Durch den „Clean Vehicle Credit“ werden somit kritische Mineralien und verarbeitete Materialien für Fahrzeugbatterien mit Ursprung in der EU zunehmend von US-amerikanischen Lieferketten ausgeschlossen. Völlig anders verhält es sich mit den Einfuhren von kritischen Mineralien und verarbeiteten Materialien, die von Partnern wie Chile, Korea oder auch Japan – mit diesem Land haben die USA am 28. März 2023 ein Abkommen zu kritischen Mineralien geschlossen – bezogen werden, mit denen die USA durch Freihandelsabkommen verbunden sind. Dies wirkt sich negativ auf die Exportmöglichkeiten der EU im Handel mit den USA aus.
Am 10. März 2023 bekundeten Präsidentin von der Leyen und Präsident Biden daher in einer gemeinsamen Erklärung ihre Absicht, Verhandlungen über ein spezifisches Abkommen zwischen der EU und den USA über kritische Mineralien (Critical Minerals Agreement, im Folgenden „CMA“) aufzunehmen, damit in der EU gewonnene oder verarbeitete Mineralien in Fahrzeugen, die für eine Förderung nach dem „Clean Vehicle Credit“ infrage kommen, verwendet werden können. Die USA haben deutlich dargelegt, dass der Abschluss eines CMA erforderlich ist, um für die Zwecke des „Clean Vehicle Credit“ der EU einen Status einzuräumen, der mit dem Status gleichwertig ist, den mit den USA durch Freihandelsabkommen verbundene Partner genießen.
Im Jahr 2022 führte die EU relevante kritische Mineralien im Wert von 8,3 Mrd. EUR in die USA aus, was einem Anteil von 16,3 % an den gesamten EU-Ausfuhren dieser Rohstoffe entspricht.
____
Aufgaben:
1 – An welchem Tag bekundeten Präsidentin von der Leyen und Präsident Biden laut dem Artikel über kritische Mineralien ihre Absicht, über ein CMA zu verhandeln?
2 – Führe den Artikel über kritische Mineralien im Anschluss an seinen letzten Satz fort.
Die Auflistung hat mit dem Artikel über kritische Mineralien nichts zu tun.

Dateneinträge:
____
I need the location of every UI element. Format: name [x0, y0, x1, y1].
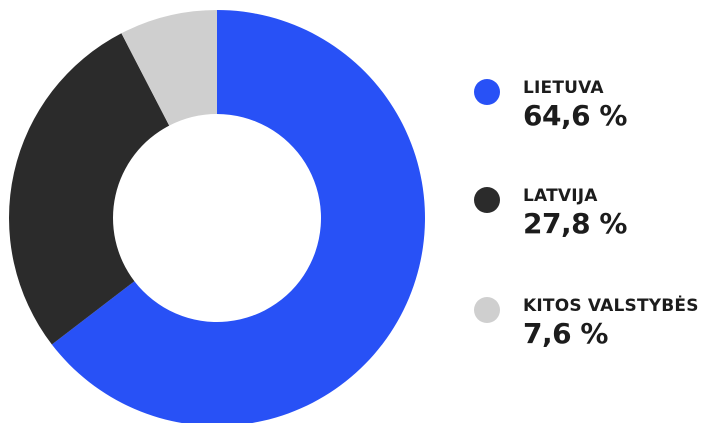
donut-chart [8, 9, 425, 423]
chart-legend: LIETUVA 64,6 % LATVIJA 27,8 % KITOS VALS… [474, 0, 710, 423]
legend-label-lietuva: LIETUVA [523, 78, 604, 98]
legend-value-kitos-valstybes: 7,6 % [523, 317, 608, 350]
donut-slice-kitos-valstybės [121, 9, 217, 126]
legend-label-kitos-valstybes: KITOS VALSTYBĖS [523, 296, 699, 316]
donut-slice-latvija [8, 33, 170, 345]
legend-swatch-lietuva [474, 79, 500, 105]
legend-value-latvija: 27,8 % [523, 207, 627, 240]
legend-swatch-latvija [474, 187, 500, 213]
legend-value-lietuva: 64,6 % [523, 99, 627, 132]
legend-swatch-kitos-valstybes [474, 297, 500, 323]
legend-label-latvija: LATVIJA [523, 186, 598, 206]
donut-slice-lietuva [51, 10, 425, 423]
____
Lösungen:
1 – Am 10. März 2023.

2 –
Durch den Abschluss eines CM würden die EU und die USA diese Fragen im Rahmen des IRA angehen und darüber hinaus in einem weiteren Schritt ihre Wirtschaftsbeziehungen generell weiter vertiefen und zum Aufbau nachhaltiger und resilienter internationaler Lieferketten in Sektoren beitragen, die für den Übergang beider Partner zur Klimaneutralität und für die Sicherheit, auch in den Bereichen Luft- und Raumfahrt sowie Verteidigung, von entscheidender Bedeutung sind.
Am 10. März haben die USA der Europäischen Kommission (im Folgenden „Kommission“) einen Vorschlag für ein CMA übermittelt. Die Kommission hat diesen Vorschlag dem Rat der Europäischen Union (im Folgenden „Rat“) und dem Europäischen Parlament am 21. März 2023 weitergeleitet.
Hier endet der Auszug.